- Stated goal 1: Rewrite the part of the missing-values tutorial starting with "head(Total_population_tidy_missing)" and going on through "sum(is.na(Total_population_tidy_missing$Population))", swapping "NA_Count" for "Missing_Count" wherever it appears.
- Stated goal 2: Carry the R tutorial on handling missing CO2 emissions and population data forward from its final sentence.

- Excerpt:
---

The number of NA’s that remain are 660 (which represents the NA’s of the countries with 55 Na’s each in the list above)

sum(is.na(combined_tidy_Imputed$CO2_Emissions))

## [1] 660

With that, we can now remove these countries from the data set.

combined_tidy_Imputed_1<-combined_tidy_Imputed[!(is.na(combined_tidy_Imputed$CO2_Emissions) | combined_tidy_Imputed$CO2_Emissions==" "), ]

head(combined_tidy_Imputed_1, 40)

When we examine the dataset above, we can see that American Samoa is not found. It has been removed.

combined_tidy_Imputed_1 %>% filter(`Country Name` =="American Samoa")

Using our updated dataset, we will now examine the population variable for missing values. Note that because the main focus of the dataset is CO2 emissions, the countiries that were removed from the data set also had their associated population removed for that year. As a result the total number of missing values in the Population column will be less than if this variables was examined first.

Below we have again created a subset dataframe to show just the missing values for the population.

Total_population_tidy_missing<-combined_tidy_Imputed_1 %>% subset(is.na(Population))

head(Total_population_tidy_missing)

Missing Population values grouped by country is shown below.

Total_population_tidy_missing %>% 
  group_by(`Country Name`) %>%
  summarise(NA_Count=sum(is.na(Population))) %>%
  arrange(desc(NA_Count))

The total number of NA’s in the remaining dataset for Population is 104.

sum(is.na(Total_population_tidy_missing$Population))

## [1] 104

The population data cannot be taken care of using a mean average. This would not be logical. The countries listed above would have had population data reported in other years. One idea was to use the population data from the one particular year and carry it forward to the next where the population was missing. However, this didn’t appear as an appropriate solution as the population data would not reflect the actual populaton in a given year.

For example, Serbia and West Bank and Gaza are missing data from 1960 to 1989. While Sint Maarten (Dutch part) is missing population data from 1960 to 1997.

Below is an example of the population missing for Sint Maarten (Dutch part).

Total_population_tidy_missing %>% filter(`Country Name`== "Sint Maarten (Dutch part)")

Given that there are only 108 missing values across these 5 countries, we will remove them from the data-set. The maximum number of rows for each country would be 55, 55 Multiplied by the 5 countires gives 275 rows of data. Given that the current dataset has 13,860 observations, we can remove the 275 observations given that it is difficult to accurately project the population forwards or backwards based on the available information.

NA_rate = (275/13860)*100
NA_rate

## [1] 1.984127

Given that the remaining NA rate for the missing population data is less than 2%, we will remove them from the dataset.

combined_tidy_Imputed_2<-combined_tidy_Imputed_1 %>% filter(`Country Name`!= "Eritrea",`Country Name`!= "Sint Maarten (Dutch part)", `Country Name`!= "Serbia", `Country Name`!="West Bank and Gaza", `Country Name`!="Kuwait")

head(combined_tidy_Imputed_2)

---

- Entries supplied:
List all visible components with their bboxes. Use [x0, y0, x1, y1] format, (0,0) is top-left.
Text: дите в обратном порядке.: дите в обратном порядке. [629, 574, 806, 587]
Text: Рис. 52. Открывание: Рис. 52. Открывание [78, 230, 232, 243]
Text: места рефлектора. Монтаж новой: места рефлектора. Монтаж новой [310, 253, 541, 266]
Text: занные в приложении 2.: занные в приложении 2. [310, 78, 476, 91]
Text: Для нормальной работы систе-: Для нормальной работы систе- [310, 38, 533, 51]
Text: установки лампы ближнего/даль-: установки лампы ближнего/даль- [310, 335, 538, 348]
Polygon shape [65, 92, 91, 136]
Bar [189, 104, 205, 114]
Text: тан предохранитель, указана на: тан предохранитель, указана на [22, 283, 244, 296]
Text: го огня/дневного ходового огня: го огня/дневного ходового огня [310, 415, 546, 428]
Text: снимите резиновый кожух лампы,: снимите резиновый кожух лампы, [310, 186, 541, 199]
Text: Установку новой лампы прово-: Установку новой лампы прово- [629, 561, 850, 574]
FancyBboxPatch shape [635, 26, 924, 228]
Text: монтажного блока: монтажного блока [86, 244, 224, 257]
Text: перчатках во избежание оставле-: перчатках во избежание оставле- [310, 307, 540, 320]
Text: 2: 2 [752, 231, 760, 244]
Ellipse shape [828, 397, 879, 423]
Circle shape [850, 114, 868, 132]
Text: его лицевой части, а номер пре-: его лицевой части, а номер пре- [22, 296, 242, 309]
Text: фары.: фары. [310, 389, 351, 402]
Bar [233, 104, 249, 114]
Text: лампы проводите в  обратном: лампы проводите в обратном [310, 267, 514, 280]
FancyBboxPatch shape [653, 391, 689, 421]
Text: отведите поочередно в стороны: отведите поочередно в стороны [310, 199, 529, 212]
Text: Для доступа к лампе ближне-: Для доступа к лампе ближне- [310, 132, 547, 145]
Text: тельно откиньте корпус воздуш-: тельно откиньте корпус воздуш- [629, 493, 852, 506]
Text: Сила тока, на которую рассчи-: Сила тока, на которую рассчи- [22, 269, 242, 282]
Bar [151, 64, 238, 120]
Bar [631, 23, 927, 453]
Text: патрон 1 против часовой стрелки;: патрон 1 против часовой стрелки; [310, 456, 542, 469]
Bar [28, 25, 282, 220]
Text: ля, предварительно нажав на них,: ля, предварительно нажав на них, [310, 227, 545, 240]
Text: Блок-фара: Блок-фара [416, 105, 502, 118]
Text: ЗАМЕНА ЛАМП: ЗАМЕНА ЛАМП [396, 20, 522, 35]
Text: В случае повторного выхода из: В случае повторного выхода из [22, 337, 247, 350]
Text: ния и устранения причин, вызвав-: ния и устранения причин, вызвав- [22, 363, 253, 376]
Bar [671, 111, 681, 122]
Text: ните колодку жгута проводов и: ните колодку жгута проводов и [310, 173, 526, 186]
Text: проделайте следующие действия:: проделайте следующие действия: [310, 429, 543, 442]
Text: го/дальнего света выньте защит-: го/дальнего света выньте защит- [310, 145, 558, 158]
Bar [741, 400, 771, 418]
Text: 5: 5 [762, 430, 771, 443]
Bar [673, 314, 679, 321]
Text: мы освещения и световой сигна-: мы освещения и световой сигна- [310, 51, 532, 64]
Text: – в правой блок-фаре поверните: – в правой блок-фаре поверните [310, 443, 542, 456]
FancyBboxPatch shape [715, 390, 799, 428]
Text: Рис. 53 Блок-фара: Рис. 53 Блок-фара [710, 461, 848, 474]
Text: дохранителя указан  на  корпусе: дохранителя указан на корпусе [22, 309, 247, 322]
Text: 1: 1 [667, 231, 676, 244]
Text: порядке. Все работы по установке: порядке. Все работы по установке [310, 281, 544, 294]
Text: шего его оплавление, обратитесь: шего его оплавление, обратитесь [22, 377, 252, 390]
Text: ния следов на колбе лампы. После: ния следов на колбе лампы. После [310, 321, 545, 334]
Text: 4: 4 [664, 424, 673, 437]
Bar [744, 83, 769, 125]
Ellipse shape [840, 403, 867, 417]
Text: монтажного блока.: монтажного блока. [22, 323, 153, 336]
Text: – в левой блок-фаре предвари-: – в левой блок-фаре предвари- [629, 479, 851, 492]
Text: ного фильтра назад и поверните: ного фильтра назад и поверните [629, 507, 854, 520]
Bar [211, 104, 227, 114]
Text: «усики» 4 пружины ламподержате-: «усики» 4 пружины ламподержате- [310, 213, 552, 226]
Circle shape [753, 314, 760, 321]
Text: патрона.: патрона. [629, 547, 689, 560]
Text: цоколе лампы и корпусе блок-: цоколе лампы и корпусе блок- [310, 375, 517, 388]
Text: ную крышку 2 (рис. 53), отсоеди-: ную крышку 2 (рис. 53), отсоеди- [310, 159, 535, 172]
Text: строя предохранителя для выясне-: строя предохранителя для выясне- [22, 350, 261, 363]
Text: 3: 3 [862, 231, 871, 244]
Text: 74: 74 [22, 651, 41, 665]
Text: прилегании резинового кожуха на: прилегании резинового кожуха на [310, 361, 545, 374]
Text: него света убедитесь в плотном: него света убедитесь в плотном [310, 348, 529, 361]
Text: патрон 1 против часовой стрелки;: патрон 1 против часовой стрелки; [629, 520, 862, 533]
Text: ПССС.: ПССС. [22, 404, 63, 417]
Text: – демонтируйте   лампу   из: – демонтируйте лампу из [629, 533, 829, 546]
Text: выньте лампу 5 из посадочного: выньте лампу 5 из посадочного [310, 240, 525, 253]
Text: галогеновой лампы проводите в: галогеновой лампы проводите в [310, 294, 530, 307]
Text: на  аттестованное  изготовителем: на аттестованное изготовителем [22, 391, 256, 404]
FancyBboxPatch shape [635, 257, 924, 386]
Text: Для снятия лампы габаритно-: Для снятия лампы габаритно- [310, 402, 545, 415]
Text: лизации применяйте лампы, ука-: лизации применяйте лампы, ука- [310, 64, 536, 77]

---

- Answer 1:
head(Total_population_tidy_missing)

Missing Population values grouped by country is shown below.

Total_population_tidy_missing %>% 
  group_by(`Country Name`) %>%
  summarise(Missing_Count=sum(is.na(Population))) %>%
  arrange(desc(Missing_Count))

The total number of NA’s in the remaining dataset for Population is 104.

sum(is.na(Total_population_tidy_missing$Population))

- Answer 2:
To confirm if the countries have been removed, we will sum the na’s in the population column.

sum(is.na(combined_tidy_Imputed_2$Population))

## [1] 0

Finally, We will check for special values in the CO2 Emissions and Population columns.

is.specialorNA <- function(x){
if (is.numeric(x)) (is.infinite(x) | is.nan(x) | is.na(x))
}

There are no special values in the CO2 emissions column.

sum(sapply(combined_tidy_Imputed_2$CO2_Emissions,is.specialorNA))

## [1] 0

There are no special values in the population column.

sum(sapply(combined_tidy_Imputed_2$Population,is.specialorNA))

## [1] 0

This is to be expected given that both variables were modified with NA’s either imputed with median or removed. ## Scan II For this section, we will be examing outliers using the CO2 Emissions variable. Here we will subset the data to examine the USA given that the main dataset is very large.

Emissions_USA<-combined_tidy_Imputed_2 %>% filter(`Country Name`=="United States")

head(Emissions_USA)

First step is to examine the boxplot of the USA emissions data and determine the presence of outliers.

Emissions_USA$CO2_Emissions %>% boxplot(main="Box Plot of USA CO2 Emissions, 1960 - 2014", ylab="Emissions", col ="light blue")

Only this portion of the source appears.